# Directions
Line by line, please look for the word "aloittamista" in the following records, then copy each line you find it in.

# Data provided

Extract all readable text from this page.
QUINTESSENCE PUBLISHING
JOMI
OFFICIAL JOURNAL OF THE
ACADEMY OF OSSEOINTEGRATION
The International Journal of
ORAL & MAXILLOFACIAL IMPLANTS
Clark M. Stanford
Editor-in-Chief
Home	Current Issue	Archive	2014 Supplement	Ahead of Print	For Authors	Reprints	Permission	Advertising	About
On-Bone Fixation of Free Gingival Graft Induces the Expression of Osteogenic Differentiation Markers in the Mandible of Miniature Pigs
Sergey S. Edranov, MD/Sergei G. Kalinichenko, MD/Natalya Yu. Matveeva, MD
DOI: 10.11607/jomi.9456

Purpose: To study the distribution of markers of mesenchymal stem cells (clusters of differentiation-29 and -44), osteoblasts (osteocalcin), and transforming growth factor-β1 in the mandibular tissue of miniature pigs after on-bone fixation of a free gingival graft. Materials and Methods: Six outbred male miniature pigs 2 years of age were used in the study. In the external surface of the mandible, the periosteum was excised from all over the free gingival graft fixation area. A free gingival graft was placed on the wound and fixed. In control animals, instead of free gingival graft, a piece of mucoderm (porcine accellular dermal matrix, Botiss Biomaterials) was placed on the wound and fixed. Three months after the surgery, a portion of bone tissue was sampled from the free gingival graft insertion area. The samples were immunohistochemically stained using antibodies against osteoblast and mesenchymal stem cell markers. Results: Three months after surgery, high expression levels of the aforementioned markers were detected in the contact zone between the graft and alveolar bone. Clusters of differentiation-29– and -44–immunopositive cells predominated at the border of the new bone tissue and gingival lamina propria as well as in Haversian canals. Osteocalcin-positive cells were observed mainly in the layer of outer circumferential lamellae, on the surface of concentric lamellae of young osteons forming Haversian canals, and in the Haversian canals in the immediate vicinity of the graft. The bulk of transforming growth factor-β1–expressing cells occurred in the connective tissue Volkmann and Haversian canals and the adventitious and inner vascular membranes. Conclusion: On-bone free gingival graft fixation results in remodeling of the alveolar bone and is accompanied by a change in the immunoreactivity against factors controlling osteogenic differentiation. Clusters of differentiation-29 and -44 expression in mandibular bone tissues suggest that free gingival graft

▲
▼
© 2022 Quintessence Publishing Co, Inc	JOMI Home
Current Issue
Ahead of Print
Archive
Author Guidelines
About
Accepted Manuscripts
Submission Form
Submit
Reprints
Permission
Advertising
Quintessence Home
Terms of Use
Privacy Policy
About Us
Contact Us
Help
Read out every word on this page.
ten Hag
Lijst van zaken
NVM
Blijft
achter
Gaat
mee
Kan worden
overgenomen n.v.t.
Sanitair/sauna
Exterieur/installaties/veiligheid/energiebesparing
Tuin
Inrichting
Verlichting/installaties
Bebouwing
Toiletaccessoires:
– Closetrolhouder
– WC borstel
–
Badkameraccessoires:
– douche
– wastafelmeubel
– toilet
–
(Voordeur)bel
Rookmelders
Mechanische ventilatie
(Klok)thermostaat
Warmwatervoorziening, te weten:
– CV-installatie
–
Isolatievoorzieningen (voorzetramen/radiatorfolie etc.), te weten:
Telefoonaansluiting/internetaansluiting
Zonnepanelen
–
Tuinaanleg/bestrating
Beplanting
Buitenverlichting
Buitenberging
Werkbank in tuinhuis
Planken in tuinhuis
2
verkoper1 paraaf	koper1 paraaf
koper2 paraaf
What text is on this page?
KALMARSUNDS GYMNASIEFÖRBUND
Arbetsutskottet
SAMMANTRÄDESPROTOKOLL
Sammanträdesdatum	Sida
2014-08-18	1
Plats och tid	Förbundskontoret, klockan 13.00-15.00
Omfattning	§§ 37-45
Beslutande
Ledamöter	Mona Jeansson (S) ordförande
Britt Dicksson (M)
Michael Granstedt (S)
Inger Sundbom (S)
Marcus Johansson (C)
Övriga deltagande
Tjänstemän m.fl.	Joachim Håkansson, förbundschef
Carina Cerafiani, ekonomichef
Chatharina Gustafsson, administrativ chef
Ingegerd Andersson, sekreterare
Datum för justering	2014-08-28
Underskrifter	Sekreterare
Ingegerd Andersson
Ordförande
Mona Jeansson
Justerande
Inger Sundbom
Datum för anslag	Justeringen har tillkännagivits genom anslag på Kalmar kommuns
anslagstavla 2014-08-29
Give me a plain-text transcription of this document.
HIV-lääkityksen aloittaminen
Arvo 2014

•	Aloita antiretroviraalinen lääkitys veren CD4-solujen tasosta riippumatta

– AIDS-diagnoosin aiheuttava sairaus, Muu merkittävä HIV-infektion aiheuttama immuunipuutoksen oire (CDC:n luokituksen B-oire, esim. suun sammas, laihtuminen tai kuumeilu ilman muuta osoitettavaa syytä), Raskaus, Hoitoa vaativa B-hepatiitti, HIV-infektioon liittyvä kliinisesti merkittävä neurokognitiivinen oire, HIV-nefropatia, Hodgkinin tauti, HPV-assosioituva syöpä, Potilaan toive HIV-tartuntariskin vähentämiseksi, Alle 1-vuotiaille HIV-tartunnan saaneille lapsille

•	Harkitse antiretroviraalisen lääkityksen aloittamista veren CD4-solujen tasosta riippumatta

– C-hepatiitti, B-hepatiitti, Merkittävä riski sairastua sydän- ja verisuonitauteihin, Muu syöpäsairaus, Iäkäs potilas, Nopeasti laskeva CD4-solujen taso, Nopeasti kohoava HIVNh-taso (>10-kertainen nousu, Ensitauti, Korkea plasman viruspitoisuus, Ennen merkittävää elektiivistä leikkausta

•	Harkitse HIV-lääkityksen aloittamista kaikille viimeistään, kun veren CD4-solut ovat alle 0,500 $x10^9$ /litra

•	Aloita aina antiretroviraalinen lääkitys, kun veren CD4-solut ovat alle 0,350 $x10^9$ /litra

# Answer area
•	Harkitse antiretroviraalisen lääkityksen aloittamista veren CD4-solujen tasosta riippumatta
•	Harkitse HIV-lääkityksen aloittamista kaikille viimeistään, kun veren CD4-solut ovat alle 0,500 $x10^9$ /litra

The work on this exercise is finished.